#### [What you are asked to do]
Your task is to extract every line from the material below exactly.

[Extracted records]

++++

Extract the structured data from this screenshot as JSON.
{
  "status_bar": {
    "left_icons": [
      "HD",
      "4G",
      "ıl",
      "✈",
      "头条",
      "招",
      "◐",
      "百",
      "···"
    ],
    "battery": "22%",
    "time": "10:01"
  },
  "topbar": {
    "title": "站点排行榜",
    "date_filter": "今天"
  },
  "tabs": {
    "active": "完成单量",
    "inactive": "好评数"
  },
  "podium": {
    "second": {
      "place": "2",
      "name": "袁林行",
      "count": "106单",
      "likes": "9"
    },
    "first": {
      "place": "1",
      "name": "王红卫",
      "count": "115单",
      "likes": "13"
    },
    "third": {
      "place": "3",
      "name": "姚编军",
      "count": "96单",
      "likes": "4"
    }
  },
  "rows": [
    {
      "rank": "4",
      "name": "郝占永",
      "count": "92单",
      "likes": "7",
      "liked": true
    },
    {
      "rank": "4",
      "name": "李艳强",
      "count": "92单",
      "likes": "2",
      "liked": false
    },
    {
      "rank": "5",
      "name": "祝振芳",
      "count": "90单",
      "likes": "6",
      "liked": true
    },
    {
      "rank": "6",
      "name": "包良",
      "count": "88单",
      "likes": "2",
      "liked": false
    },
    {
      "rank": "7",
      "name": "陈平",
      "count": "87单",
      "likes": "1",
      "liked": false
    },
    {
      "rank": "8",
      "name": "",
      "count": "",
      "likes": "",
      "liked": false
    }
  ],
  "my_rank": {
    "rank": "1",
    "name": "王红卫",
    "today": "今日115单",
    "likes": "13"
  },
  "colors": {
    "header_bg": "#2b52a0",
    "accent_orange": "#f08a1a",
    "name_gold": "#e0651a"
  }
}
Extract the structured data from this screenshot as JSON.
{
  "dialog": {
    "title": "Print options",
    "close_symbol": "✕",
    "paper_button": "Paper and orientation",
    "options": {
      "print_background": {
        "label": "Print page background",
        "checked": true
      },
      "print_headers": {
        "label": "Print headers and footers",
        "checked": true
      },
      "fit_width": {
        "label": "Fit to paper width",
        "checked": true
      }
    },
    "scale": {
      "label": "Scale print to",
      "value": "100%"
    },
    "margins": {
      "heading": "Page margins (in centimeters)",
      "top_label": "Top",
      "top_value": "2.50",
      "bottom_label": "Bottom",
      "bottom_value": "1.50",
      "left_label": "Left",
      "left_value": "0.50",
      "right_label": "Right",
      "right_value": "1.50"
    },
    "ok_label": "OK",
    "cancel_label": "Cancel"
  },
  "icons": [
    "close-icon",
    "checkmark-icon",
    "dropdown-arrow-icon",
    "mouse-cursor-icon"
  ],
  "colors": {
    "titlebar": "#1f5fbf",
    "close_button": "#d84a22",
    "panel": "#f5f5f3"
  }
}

++++

#### [Solution to this task]
Extract the structured data from this screenshot as JSON.
{
  "status_bar": {
    "left_icons": [
      "HD",
      "4G",
      "ıl",
      "✈",
      "头条",
      "招",
      "◐",
      "百",
      "···"
    ],
    "battery": "22%",
    "time": "10:01"
  },
  "topbar": {
    "title": "站点排行榜",
    "date_filter": "今天"
  },
  "tabs": {
    "active": "完成单量",
    "inactive": "好评数"
  },
  "podium": {
    "second": {
      "place": "2",
      "name": "袁林行",
      "count": "106单",
      "likes": "9"
    },
    "first": {
      "place": "1",
      "name": "王红卫",
      "count": "115单",
      "likes": "13"
    },
    "third": {
      "place": "3",
      "name": "姚编军",
      "count": "96单",
      "likes": "4"
    }
  },
  "rows": [
    {
      "rank": "4",
      "name": "郝占永",
      "count": "92单",
      "likes": "7",
      "liked": true
    },
    {
      "rank": "4",
      "name": "李艳强",
      "count": "92单",
      "likes": "2",
      "liked": false
    },
    {
      "rank": "5",
      "name": "祝振芳",
      "count": "90单",
      "likes": "6",
      "liked": true
    },
    {
      "rank": "6",
      "name": "包良",
      "count": "88单",
      "likes": "2",
      "liked": false
    },
    {
      "rank": "7",
      "name": "陈平",
      "count": "87单",
      "likes": "1",
      "liked": false
    },
    {
      "rank": "8",
      "name": "",
      "count": "",
      "likes": "",
      "liked": false
    }
  ],
  "my_rank": {
    "rank": "1",
    "name": "王红卫",
    "today": "今日115单",
    "likes": "13"
  },
  "colors": {
    "header_bg": "#2b52a0",
    "accent_orange": "#f08a1a",
    "name_gold": "#e0651a"
  }
}
Extract the structured data from this screenshot as JSON.
{
  "dialog": {
    "title": "Print options",
    "close_symbol": "✕",
    "paper_button": "Paper and orientation",
    "options": {
      "print_background": {
        "label": "Print page background",
        "checked": true
      },
      "print_headers": {
        "label": "Print headers and footers",
        "checked": true
      },
      "fit_width": {
        "label": "Fit to paper width",
        "checked": true
      }
    },
    "scale": {
      "label": "Scale print to",
      "value": "100%"
    },
    "margins": {
      "heading": "Page margins (in centimeters)",
      "top_label": "Top",
      "top_value": "2.50",
      "bottom_label": "Bottom",
      "bottom_value": "1.50",
      "left_label": "Left",
      "left_value": "0.50",
      "right_label": "Right",
      "right_value": "1.50"
    },
    "ok_label": "OK",
    "cancel_label": "Cancel"
  },
  "icons": [
    "close-icon",
    "checkmark-icon",
    "dropdown-arrow-icon",
    "mouse-cursor-icon"
  ],
  "colors": {
    "titlebar": "#1f5fbf",
    "close_button": "#d84a22",
    "panel": "#f5f5f3"
  }
}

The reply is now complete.